§ **Assigned task**
Tell me, please, how many lines in the records below include the word "Diebstahl". Give no more than the number.

Recorded data
_ _ _ _ _ _ _
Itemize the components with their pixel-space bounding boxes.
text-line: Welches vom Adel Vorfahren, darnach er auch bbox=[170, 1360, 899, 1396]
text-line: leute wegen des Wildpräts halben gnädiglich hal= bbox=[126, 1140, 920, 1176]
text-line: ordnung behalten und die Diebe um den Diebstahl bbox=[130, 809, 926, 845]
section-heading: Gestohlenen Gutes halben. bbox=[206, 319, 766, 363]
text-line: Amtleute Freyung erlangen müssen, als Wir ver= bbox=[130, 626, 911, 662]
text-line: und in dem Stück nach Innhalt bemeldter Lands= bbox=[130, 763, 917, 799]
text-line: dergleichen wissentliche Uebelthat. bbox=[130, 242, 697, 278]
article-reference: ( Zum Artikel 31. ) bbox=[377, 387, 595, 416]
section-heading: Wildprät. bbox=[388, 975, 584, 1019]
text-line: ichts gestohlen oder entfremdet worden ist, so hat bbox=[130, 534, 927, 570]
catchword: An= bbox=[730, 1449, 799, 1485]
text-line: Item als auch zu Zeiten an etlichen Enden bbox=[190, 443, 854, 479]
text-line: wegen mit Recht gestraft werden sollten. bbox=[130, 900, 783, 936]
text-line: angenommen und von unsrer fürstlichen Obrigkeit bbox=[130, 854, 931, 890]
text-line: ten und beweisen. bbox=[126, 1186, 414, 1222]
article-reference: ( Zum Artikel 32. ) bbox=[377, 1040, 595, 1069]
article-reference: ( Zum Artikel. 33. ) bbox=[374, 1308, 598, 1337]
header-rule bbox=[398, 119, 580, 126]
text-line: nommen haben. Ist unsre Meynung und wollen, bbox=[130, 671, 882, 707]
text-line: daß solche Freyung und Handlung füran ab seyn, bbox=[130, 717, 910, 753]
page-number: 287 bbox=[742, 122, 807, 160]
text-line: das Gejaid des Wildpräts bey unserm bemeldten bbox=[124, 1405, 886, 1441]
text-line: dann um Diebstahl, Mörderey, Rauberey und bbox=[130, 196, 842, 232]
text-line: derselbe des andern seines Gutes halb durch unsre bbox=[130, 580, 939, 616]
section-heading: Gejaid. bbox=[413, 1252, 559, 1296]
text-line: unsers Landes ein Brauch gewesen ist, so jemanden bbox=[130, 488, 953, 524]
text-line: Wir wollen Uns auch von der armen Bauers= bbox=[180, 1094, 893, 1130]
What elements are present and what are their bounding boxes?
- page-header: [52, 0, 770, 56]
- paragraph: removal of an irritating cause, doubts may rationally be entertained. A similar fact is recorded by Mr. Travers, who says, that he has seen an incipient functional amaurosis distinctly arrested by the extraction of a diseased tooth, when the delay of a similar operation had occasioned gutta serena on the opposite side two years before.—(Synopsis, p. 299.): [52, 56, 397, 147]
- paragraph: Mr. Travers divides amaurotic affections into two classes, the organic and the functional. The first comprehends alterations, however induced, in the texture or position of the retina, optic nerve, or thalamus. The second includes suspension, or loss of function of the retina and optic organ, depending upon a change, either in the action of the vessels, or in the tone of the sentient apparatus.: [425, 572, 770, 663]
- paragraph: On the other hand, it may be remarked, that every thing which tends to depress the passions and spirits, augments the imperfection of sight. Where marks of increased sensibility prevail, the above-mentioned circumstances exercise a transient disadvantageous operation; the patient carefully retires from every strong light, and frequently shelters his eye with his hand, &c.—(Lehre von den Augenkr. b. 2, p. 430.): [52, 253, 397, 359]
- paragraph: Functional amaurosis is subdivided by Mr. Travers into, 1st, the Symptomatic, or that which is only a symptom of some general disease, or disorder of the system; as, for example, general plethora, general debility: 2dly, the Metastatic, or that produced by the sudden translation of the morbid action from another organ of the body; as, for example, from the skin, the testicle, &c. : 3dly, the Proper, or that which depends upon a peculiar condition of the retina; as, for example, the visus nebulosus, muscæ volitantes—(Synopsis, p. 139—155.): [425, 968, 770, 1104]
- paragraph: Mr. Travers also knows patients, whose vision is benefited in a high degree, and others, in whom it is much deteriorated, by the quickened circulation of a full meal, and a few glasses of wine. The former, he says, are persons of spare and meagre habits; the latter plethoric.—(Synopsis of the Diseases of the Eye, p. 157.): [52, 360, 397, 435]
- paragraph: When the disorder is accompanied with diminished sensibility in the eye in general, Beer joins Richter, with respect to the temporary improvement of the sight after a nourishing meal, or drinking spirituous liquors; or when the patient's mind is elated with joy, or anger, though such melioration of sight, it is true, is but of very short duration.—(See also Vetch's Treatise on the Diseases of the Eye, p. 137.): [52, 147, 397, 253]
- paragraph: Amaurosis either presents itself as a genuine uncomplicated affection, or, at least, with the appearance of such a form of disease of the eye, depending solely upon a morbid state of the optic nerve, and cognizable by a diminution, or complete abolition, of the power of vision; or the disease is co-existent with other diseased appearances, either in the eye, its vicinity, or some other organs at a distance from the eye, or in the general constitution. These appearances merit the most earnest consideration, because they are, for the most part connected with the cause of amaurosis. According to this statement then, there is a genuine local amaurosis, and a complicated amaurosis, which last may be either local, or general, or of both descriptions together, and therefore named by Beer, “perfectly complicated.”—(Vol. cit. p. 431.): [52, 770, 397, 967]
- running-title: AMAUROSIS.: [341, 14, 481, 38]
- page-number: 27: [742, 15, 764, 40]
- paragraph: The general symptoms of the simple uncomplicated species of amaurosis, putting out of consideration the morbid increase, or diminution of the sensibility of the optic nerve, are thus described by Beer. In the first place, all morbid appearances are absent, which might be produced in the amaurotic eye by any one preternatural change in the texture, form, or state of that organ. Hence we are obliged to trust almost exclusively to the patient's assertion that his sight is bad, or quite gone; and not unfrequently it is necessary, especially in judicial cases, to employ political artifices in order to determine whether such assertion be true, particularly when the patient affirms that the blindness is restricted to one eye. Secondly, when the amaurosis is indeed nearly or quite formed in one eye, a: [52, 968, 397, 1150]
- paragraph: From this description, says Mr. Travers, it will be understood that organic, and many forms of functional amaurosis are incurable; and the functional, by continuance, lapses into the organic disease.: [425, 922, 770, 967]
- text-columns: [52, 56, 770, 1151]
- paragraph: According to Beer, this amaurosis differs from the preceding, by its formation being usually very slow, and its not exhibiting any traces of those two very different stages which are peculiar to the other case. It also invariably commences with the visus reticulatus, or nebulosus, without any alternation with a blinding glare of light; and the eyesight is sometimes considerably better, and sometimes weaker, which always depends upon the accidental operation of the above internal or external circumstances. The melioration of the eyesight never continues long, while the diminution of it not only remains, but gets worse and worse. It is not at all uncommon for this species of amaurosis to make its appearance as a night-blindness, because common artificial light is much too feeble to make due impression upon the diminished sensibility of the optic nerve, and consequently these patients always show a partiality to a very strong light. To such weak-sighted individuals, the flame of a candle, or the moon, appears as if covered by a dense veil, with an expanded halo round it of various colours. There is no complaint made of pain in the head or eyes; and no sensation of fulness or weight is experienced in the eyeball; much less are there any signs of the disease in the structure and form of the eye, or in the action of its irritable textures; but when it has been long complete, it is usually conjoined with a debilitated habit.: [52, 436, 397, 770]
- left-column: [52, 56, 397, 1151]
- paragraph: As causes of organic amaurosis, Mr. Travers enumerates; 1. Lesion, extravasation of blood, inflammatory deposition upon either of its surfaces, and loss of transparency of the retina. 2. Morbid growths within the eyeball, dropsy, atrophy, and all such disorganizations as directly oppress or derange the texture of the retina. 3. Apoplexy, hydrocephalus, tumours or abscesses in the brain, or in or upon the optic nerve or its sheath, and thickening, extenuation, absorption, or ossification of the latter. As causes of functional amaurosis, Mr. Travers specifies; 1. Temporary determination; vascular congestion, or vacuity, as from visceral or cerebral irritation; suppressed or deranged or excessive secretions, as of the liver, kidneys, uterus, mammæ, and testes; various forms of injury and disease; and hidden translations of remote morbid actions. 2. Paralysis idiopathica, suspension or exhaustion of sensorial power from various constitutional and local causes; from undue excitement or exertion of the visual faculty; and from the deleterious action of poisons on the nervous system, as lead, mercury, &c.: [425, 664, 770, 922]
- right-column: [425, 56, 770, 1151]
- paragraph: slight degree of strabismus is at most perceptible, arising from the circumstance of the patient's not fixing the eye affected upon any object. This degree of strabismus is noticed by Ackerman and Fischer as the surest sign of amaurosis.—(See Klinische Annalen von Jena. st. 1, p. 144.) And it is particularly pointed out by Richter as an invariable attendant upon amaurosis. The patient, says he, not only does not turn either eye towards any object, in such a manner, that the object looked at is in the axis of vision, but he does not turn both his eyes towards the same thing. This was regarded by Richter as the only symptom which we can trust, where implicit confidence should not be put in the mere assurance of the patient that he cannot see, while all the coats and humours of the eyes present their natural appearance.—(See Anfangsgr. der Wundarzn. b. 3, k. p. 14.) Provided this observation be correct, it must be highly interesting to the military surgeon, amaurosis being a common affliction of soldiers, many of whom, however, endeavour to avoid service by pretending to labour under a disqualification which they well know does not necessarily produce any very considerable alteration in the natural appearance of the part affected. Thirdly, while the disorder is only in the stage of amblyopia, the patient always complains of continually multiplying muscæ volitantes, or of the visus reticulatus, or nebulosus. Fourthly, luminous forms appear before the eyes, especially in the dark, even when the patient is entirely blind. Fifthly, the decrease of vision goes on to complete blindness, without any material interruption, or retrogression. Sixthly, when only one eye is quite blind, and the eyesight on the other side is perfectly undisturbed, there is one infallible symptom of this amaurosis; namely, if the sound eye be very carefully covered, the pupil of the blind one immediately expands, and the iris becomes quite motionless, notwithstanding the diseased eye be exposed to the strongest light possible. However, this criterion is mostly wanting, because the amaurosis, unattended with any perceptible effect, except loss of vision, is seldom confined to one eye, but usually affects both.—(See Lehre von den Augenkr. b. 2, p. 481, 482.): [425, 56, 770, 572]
_ _ _ _ _ _ _
§ **Result**
2